Collected data entries:
================================

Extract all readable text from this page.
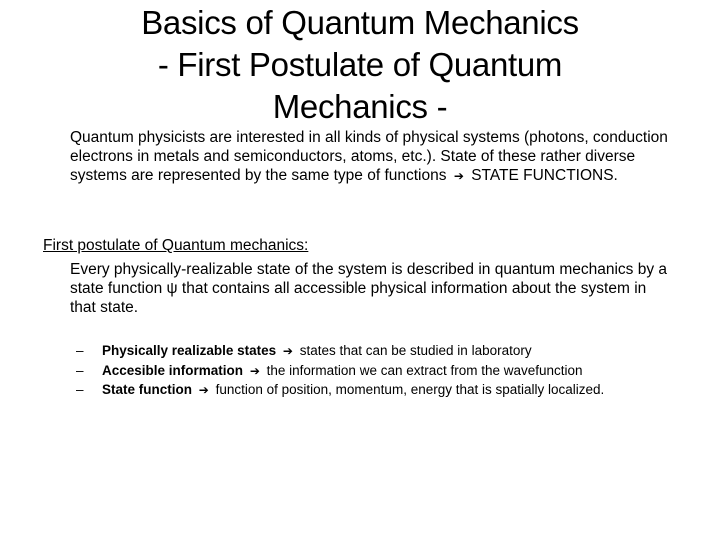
Basics of Quantum Mechanics
- First Postulate of Quantum
Mechanics -

Quantum physicists are interested in all kinds of physical systems (photons, conduction electrons in metals and semiconductors, atoms, etc.). State of these rather diverse systems are represented by the same type of functions ➔ STATE FUNCTIONS.

First postulate of Quantum mechanics:

Every physically-realizable state of the system is described in quantum mechanics by a state function ψ that contains all accessible physical information about the system in that state.

– Physically realizable states ➔ states that can be studied in laboratory
– Accesible information ➔ the information we can extract from the wavefunction
– State function ➔ function of position, momentum, energy that is spatially localized.
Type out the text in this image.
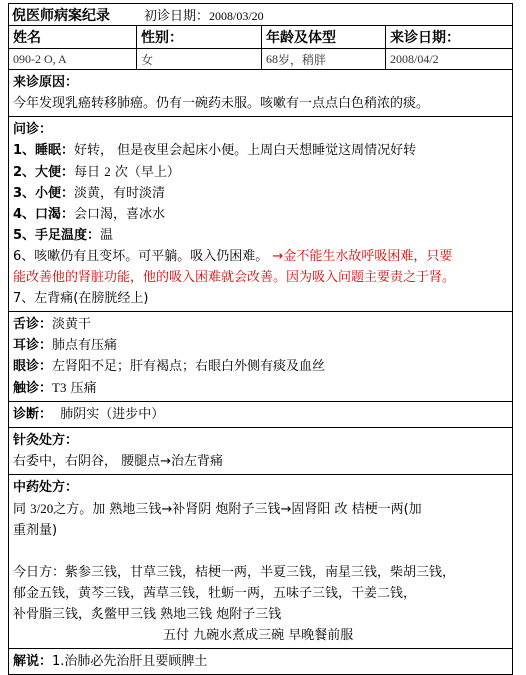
倪医师病案纪录	初诊日期：2008/03/20
姓名	性别：	年龄及体型	来诊日期：
090-2 O, A	女	68 岁，稍胖	2008/04/2
来诊原因：
今年发现乳癌转移肺癌。仍有一碗药未服。咳嗽有一点点白色稍浓的痰。
问诊：
1、睡眠：好转， 但是夜里会起床小便。上周白天想睡觉这周情况好转
2、大便：每日 2 次（早上）
3、小便：淡黄，有时淡清
4、口渴：会口渴，喜冰水
5、手足温度：温
6、咳嗽仍有且变坏。可平躺。吸入仍困难。 →金不能生水故呼吸困难，只要
能改善他的肾脏功能，他的吸入困难就会改善。因为吸入问题主要责之于肾。
7、左背痛(在膀胱经上)
舌诊：淡黄干
耳诊：肺点有压痛
眼诊：左肾阳不足；肝有褐点；右眼白外侧有痰及血丝
触诊：T3 压痛
诊断： 肺阴实（进步中）
针灸处方：
右委中，右阴谷， 腰腿点→治左背痛
中药处方：
同 3/20之方。加 熟地三钱→补肾阴 炮附子三钱→固肾阳 改 桔梗一两(加
重剂量)

今日方：紫参三钱，甘草三钱，桔梗一两，半夏三钱，南星三钱，柴胡三钱，
郁金五钱，黄芩三钱，茜草三钱，牡蛎一两，五味子三钱，干姜二钱，
补骨脂三钱，炙鳖甲三钱 熟地三钱 炮附子三钱
五付 九碗水煮成三碗 早晚餐前服
解说：1.治肺必先治肝且要顾脾土
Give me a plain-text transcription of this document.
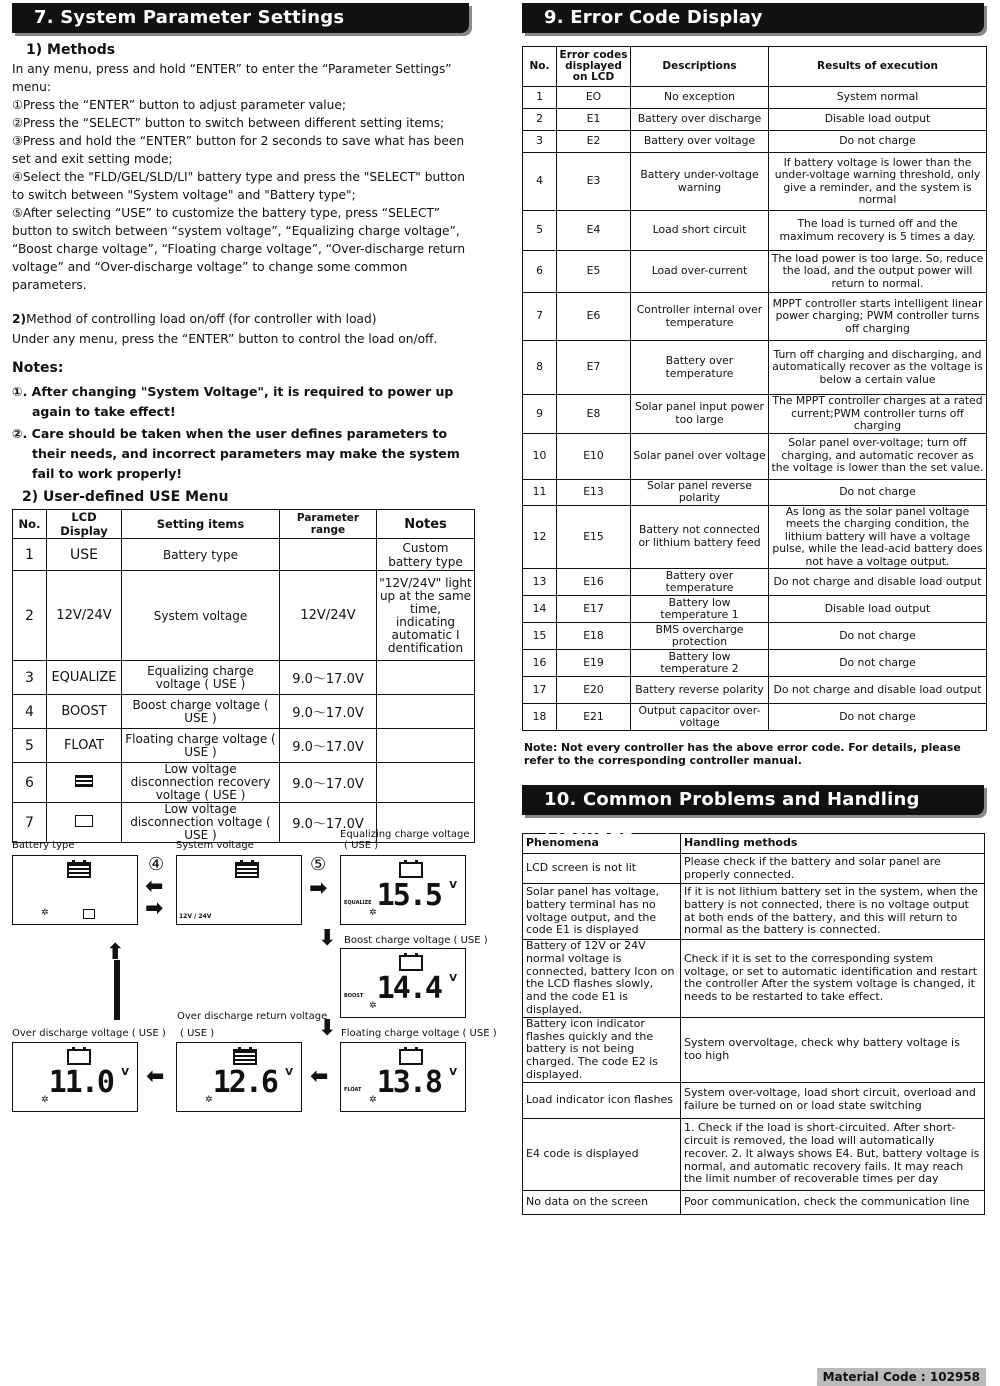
7. System Parameter Settings

1) Methods

In any menu, press and hold “ENTER” to enter the “Parameter Settings” menu:

①Press the “ENTER” button to adjust parameter value;

②Press the “SELECT” button to switch between different setting items;

③Press and hold the “ENTER” button for 2 seconds to save what has been set and exit setting mode;

④Select the "FLD/GEL/SLD/LI" battery type and press the "SELECT" button to switch between "System voltage" and "Battery type";

⑤After selecting “USE” to customize the battery type, press “SELECT” button to switch between “system voltage”, “Equalizing charge voltage”, “Boost charge voltage”, “Floating charge voltage”, “Over-discharge return voltage” and “Over-discharge voltage” to change some common parameters.

2)Method of controlling load on/off (for controller with load)

Under any menu, press the “ENTER” button to control the load on/off.

Notes:

①. After changing "System Voltage", it is required to power up again to take effect!

②. Care should be taken when the user defines parameters to their needs, and incorrect parameters may make the system fail to work properly!

2) User-defined USE Menu

No.	LCD Display	Setting items	Parameter range	Notes
1	USE	Battery type		Custom battery type
2	12V/24V	System voltage	12V/24V	"12V/24V" light up at the same time, indicating automatic I dentification
3	EQUALIZE	Equalizing charge voltage ( USE )	9.0～17.0V	
4	BOOST	Boost charge voltage ( USE )	9.0～17.0V	
5	FLOAT	Floating charge voltage ( USE )	9.0～17.0V	
6		Low voltage disconnection recovery voltage ( USE )	9.0～17.0V	
7		Low voltage disconnection voltage ( USE )	9.0～17.0V	
Battery type
✲
System voltage
12V / 24V
④
⬅
➡
⑤
➡
Equalizing charge voltage
( USE )
EQUALIZE 15.5 V
✲
⬇ Boost charge voltage ( USE )
BOOST 14.4 V
✲
⬇ Floating charge voltage ( USE )
FLOAT 13.8 V
✲
⬅
Over discharge return voltage
( USE )
12.6 V
✲
⬅
Over discharge voltage ( USE )
11.0 V
✲
⬆
9. Error Code Display
No.	Error codes displayed on LCD	Descriptions	Results of execution
1	EO	No exception	System normal
2	E1	Battery over discharge	Disable load output
3	E2	Battery over voltage	Do not charge
4	E3	Battery under-voltage warning	If battery voltage is lower than the under-voltage warning threshold, only give a reminder, and the system is normal
5	E4	Load short circuit	The load is turned off and the maximum recovery is 5 times a day.
6	E5	Load over-current	The load power is too large. So, reduce the load, and the output power will return to normal.
7	E6	Controller internal over temperature	MPPT controller starts intelligent linear power charging; PWM controller turns off charging
8	E7	Battery over temperature	Turn off charging and discharging, and automatically recover as the voltage is below a certain value
9	E8	Solar panel input power too large	The MPPT controller charges at a rated current;PWM controller turns off charging
10	E10	Solar panel over voltage	Solar panel over-voltage; turn off charging, and automatic recover as the voltage is lower than the set value.
11	E13	Solar panel reverse polarity	Do not charge
12	E15	Battery not connected or lithium battery feed	As long as the solar panel voltage meets the charging condition, the lithium battery will have a voltage pulse, while the lead-acid battery does not have a voltage output.
13	E16	Battery over temperature	Do not charge and disable load output
14	E17	Battery low temperature 1	Disable load output
15	E18	BMS overcharge protection	Do not charge
16	E19	Battery low temperature 2	Do not charge
17	E20	Battery reverse polarity	Do not charge and disable load output
18	E21	Output capacitor over-voltage	Do not charge

Note: Not every controller has the above error code. For details, please refer to the corresponding controller manual.

10. Common Problems and Handling Methods
Phenomena	Handling methods
LCD screen is not lit	Please check if the battery and solar panel are properly connected.
Solar panel has voltage, battery terminal has no voltage output, and the code E1 is displayed	If it is not lithium battery set in the system, when the battery is not connected, there is no voltage output at both ends of the battery, and this will return to normal as the battery is connected.
Battery of 12V or 24V normal voltage is connected, battery Icon on the LCD flashes slowly, and the code E1 is displayed.	Check if it is set to the corresponding system voltage, or set to automatic identification and restart the controller After the system voltage is changed, it needs to be restarted to take effect.
Battery icon indicator flashes quickly and the battery is not being charged. The code E2 is displayed.	System overvoltage, check why battery voltage is too high
Load indicator icon flashes	System over-voltage, load short circuit, overload and failure be turned on or load state switching
E4 code is displayed	1. Check if the load is short-circuited. After short-circuit is removed, the load will automatically recover. 2. It always shows E4. But, battery voltage is normal, and automatic recovery fails. It may reach the limit number of recoverable times per day
No data on the screen	Poor communication, check the communication line
Material Code : 102958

================================

**EXERCISE DIRECTIONS**
Leave out every line without the string "this" and copy the rest.

**THE REPLY**
Extract all readable text from this page.
Type out the text in this image.
Give me a plain-text transcription of this document.
Solar panel has voltage, battery terminal has no voltage output, and the code E1 is displayed	If it is not lithium battery set in the system, when the battery is not connected, there is no voltage output at both ends of the battery, and this will return to normal as the battery is connected.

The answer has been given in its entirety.